## Problem details
Reproduce all entries precisely as they are written.

## Data provided
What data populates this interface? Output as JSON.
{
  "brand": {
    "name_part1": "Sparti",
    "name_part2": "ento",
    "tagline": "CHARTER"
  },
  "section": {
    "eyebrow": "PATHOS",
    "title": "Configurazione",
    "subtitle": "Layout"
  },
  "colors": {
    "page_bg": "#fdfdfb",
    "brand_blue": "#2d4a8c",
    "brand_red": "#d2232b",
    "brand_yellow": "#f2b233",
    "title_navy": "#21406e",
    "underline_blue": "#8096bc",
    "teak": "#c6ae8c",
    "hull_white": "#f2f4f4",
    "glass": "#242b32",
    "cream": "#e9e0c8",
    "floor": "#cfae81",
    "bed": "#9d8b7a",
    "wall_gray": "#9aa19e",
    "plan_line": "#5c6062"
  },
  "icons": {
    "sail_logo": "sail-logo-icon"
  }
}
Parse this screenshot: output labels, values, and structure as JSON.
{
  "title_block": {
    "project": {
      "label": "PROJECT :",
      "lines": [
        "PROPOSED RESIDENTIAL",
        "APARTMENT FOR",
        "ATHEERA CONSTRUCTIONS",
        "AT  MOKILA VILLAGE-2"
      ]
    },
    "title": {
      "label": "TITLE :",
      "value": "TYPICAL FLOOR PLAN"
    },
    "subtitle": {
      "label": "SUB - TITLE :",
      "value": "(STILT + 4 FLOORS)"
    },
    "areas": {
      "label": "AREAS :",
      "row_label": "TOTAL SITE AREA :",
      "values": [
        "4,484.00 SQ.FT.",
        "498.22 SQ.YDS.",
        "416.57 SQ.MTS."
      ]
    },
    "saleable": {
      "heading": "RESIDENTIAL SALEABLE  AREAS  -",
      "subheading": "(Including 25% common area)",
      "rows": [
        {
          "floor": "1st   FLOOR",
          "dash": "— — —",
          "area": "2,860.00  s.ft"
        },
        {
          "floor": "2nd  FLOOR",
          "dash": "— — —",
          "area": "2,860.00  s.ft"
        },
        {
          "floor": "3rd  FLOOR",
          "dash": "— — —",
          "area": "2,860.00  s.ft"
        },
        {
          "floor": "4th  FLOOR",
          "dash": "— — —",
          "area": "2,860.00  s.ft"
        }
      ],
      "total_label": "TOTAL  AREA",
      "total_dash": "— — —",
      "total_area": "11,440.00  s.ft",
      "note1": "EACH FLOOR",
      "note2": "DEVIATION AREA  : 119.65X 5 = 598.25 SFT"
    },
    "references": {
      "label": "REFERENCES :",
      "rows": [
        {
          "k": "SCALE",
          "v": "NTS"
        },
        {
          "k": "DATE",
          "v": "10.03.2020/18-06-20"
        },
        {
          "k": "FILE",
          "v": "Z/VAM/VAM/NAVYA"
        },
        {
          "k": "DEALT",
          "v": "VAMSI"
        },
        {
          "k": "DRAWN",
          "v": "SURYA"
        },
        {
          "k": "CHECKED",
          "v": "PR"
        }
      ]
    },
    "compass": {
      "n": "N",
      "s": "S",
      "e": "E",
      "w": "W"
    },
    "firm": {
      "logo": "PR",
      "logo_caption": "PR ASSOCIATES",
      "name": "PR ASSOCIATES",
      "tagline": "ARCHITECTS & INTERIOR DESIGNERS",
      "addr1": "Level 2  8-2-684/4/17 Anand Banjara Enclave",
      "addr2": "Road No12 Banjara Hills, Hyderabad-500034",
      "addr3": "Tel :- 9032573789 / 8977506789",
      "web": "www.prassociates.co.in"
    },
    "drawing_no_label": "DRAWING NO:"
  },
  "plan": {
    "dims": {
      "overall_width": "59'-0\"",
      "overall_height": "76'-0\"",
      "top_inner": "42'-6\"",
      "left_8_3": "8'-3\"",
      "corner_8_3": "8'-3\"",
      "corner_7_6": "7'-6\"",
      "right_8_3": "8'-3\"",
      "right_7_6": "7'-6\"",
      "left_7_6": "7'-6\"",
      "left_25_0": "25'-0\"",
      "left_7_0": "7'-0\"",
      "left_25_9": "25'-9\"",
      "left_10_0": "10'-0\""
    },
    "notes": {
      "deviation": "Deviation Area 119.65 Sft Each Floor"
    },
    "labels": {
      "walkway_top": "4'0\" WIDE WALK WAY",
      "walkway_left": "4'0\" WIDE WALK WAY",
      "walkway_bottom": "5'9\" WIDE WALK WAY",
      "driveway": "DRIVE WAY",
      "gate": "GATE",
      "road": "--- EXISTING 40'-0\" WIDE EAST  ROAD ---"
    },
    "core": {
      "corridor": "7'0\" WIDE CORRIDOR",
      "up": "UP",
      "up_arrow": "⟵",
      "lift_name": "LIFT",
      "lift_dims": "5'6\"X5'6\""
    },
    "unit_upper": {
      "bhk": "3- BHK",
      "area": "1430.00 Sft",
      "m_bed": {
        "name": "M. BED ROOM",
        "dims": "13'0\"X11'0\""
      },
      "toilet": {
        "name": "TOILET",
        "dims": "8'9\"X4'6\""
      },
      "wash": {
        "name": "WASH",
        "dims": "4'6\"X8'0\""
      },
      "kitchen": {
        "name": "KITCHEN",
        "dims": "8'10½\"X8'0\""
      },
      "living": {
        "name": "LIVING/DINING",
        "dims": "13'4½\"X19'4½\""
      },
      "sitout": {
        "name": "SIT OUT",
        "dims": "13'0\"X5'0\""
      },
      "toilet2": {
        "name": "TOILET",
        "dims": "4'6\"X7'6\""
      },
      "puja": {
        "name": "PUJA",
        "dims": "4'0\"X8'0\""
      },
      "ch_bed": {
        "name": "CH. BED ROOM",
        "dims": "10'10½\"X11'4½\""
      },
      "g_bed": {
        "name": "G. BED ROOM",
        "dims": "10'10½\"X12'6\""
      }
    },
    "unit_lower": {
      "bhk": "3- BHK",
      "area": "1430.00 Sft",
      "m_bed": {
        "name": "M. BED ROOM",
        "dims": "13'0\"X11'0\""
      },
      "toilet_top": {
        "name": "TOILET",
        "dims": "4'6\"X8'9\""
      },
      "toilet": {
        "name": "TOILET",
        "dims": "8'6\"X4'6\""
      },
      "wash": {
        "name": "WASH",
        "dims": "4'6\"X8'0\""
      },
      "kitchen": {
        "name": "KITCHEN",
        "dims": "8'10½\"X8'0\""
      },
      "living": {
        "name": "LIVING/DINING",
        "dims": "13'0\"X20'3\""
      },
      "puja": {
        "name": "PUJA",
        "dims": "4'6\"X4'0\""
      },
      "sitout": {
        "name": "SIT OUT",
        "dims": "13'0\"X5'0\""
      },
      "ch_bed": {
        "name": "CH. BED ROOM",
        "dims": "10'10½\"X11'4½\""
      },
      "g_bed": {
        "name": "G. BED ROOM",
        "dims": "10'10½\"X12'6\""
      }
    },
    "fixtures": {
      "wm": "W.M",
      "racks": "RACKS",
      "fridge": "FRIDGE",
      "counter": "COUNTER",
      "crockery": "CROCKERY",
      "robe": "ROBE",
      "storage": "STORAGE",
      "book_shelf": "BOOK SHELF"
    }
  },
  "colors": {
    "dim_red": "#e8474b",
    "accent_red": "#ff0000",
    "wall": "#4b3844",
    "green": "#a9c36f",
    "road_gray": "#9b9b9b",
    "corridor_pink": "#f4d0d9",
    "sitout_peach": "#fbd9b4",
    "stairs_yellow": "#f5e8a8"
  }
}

## The result
What data populates this interface? Output as JSON.
{
  "brand": {
    "name_part1": "Sparti",
    "name_part2": "ento",
    "tagline": "CHARTER"
  },
  "section": {
    "eyebrow": "PATHOS",
    "title": "Configurazione",
    "subtitle": "Layout"
  },
  "colors": {
    "page_bg": "#fdfdfb",
    "brand_blue": "#2d4a8c",
    "brand_red": "#d2232b",
    "brand_yellow": "#f2b233",
    "title_navy": "#21406e",
    "underline_blue": "#8096bc",
    "teak": "#c6ae8c",
    "hull_white": "#f2f4f4",
    "glass": "#242b32",
    "cream": "#e9e0c8",
    "floor": "#cfae81",
    "bed": "#9d8b7a",
    "wall_gray": "#9aa19e",
    "plan_line": "#5c6062"
  },
  "icons": {
    "sail_logo": "sail-logo-icon"
  }
}
Parse this screenshot: output labels, values, and structure as JSON.
{
  "title_block": {
    "project": {
      "label": "PROJECT :",
      "lines": [
        "PROPOSED RESIDENTIAL",
        "APARTMENT FOR",
        "ATHEERA CONSTRUCTIONS",
        "AT  MOKILA VILLAGE-2"
      ]
    },
    "title": {
      "label": "TITLE :",
      "value": "TYPICAL FLOOR PLAN"
    },
    "subtitle": {
      "label": "SUB - TITLE :",
      "value": "(STILT + 4 FLOORS)"
    },
    "areas": {
      "label": "AREAS :",
      "row_label": "TOTAL SITE AREA :",
      "values": [
        "4,484.00 SQ.FT.",
        "498.22 SQ.YDS.",
        "416.57 SQ.MTS."
      ]
    },
    "saleable": {
      "heading": "RESIDENTIAL SALEABLE  AREAS  -",
      "subheading": "(Including 25% common area)",
      "rows": [
        {
          "floor": "1st   FLOOR",
          "dash": "— — —",
          "area": "2,860.00  s.ft"
        },
        {
          "floor": "2nd  FLOOR",
          "dash": "— — —",
          "area": "2,860.00  s.ft"
        },
        {
          "floor": "3rd  FLOOR",
          "dash": "— — —",
          "area": "2,860.00  s.ft"
        },
        {
          "floor": "4th  FLOOR",
          "dash": "— — —",
          "area": "2,860.00  s.ft"
        }
      ],
      "total_label": "TOTAL  AREA",
      "total_dash": "— — —",
      "total_area": "11,440.00  s.ft",
      "note1": "EACH FLOOR",
      "note2": "DEVIATION AREA  : 119.65X 5 = 598.25 SFT"
    },
    "references": {
      "label": "REFERENCES :",
      "rows": [
        {
          "k": "SCALE",
          "v": "NTS"
        },
        {
          "k": "DATE",
          "v": "10.03.2020/18-06-20"
        },
        {
          "k": "FILE",
          "v": "Z/VAM/VAM/NAVYA"
        },
        {
          "k": "DEALT",
          "v": "VAMSI"
        },
        {
          "k": "DRAWN",
          "v": "SURYA"
        },
        {
          "k": "CHECKED",
          "v": "PR"
        }
      ]
    },
    "compass": {
      "n": "N",
      "s": "S",
      "e": "E",
      "w": "W"
    },
    "firm": {
      "logo": "PR",
      "logo_caption": "PR ASSOCIATES",
      "name": "PR ASSOCIATES",
      "tagline": "ARCHITECTS & INTERIOR DESIGNERS",
      "addr1": "Level 2  8-2-684/4/17 Anand Banjara Enclave",
      "addr2": "Road No12 Banjara Hills, Hyderabad-500034",
      "addr3": "Tel :- 9032573789 / 8977506789",
      "web": "www.prassociates.co.in"
    },
    "drawing_no_label": "DRAWING NO:"
  },
  "plan": {
    "dims": {
      "overall_width": "59'-0\"",
      "overall_height": "76'-0\"",
      "top_inner": "42'-6\"",
      "left_8_3": "8'-3\"",
      "corner_8_3": "8'-3\"",
      "corner_7_6": "7'-6\"",
      "right_8_3": "8'-3\"",
      "right_7_6": "7'-6\"",
      "left_7_6": "7'-6\"",
      "left_25_0": "25'-0\"",
      "left_7_0": "7'-0\"",
      "left_25_9": "25'-9\"",
      "left_10_0": "10'-0\""
    },
    "notes": {
      "deviation": "Deviation Area 119.65 Sft Each Floor"
    },
    "labels": {
      "walkway_top": "4'0\" WIDE WALK WAY",
      "walkway_left": "4'0\" WIDE WALK WAY",
      "walkway_bottom": "5'9\" WIDE WALK WAY",
      "driveway": "DRIVE WAY",
      "gate": "GATE",
      "road": "--- EXISTING 40'-0\" WIDE EAST  ROAD ---"
    },
    "core": {
      "corridor": "7'0\" WIDE CORRIDOR",
      "up": "UP",
      "up_arrow": "⟵",
      "lift_name": "LIFT",
      "lift_dims": "5'6\"X5'6\""
    },
    "unit_upper": {
      "bhk": "3- BHK",
      "area": "1430.00 Sft",
      "m_bed": {
        "name": "M. BED ROOM",
        "dims": "13'0\"X11'0\""
      },
      "toilet": {
        "name": "TOILET",
        "dims": "8'9\"X4'6\""
      },
      "wash": {
        "name": "WASH",
        "dims": "4'6\"X8'0\""
      },
      "kitchen": {
        "name": "KITCHEN",
        "dims": "8'10½\"X8'0\""
      },
      "living": {
        "name": "LIVING/DINING",
        "dims": "13'4½\"X19'4½\""
      },
      "sitout": {
        "name": "SIT OUT",
        "dims": "13'0\"X5'0\""
      },
      "toilet2": {
        "name": "TOILET",
        "dims": "4'6\"X7'6\""
      },
      "puja": {
        "name": "PUJA",
        "dims": "4'0\"X8'0\""
      },
      "ch_bed": {
        "name": "CH. BED ROOM",
        "dims": "10'10½\"X11'4½\""
      },
      "g_bed": {
        "name": "G. BED ROOM",
        "dims": "10'10½\"X12'6\""
      }
    },
    "unit_lower": {
      "bhk": "3- BHK",
      "area": "1430.00 Sft",
      "m_bed": {
        "name": "M. BED ROOM",
        "dims": "13'0\"X11'0\""
      },
      "toilet_top": {
        "name": "TOILET",
        "dims": "4'6\"X8'9\""
      },
      "toilet": {
        "name": "TOILET",
        "dims": "8'6\"X4'6\""
      },
      "wash": {
        "name": "WASH",
        "dims": "4'6\"X8'0\""
      },
      "kitchen": {
        "name": "KITCHEN",
        "dims": "8'10½\"X8'0\""
      },
      "living": {
        "name": "LIVING/DINING",
        "dims": "13'0\"X20'3\""
      },
      "puja": {
        "name": "PUJA",
        "dims": "4'6\"X4'0\""
      },
      "sitout": {
        "name": "SIT OUT",
        "dims": "13'0\"X5'0\""
      },
      "ch_bed": {
        "name": "CH. BED ROOM",
        "dims": "10'10½\"X11'4½\""
      },
      "g_bed": {
        "name": "G. BED ROOM",
        "dims": "10'10½\"X12'6\""
      }
    },
    "fixtures": {
      "wm": "W.M",
      "racks": "RACKS",
      "fridge": "FRIDGE",
      "counter": "COUNTER",
      "crockery": "CROCKERY",
      "robe": "ROBE",
      "storage": "STORAGE",
      "book_shelf": "BOOK SHELF"
    }
  },
  "colors": {
    "dim_red": "#e8474b",
    "accent_red": "#ff0000",
    "wall": "#4b3844",
    "green": "#a9c36f",
    "road_gray": "#9b9b9b",
    "corridor_pink": "#f4d0d9",
    "sitout_peach": "#fbd9b4",
    "stairs_yellow": "#f5e8a8"
  }
}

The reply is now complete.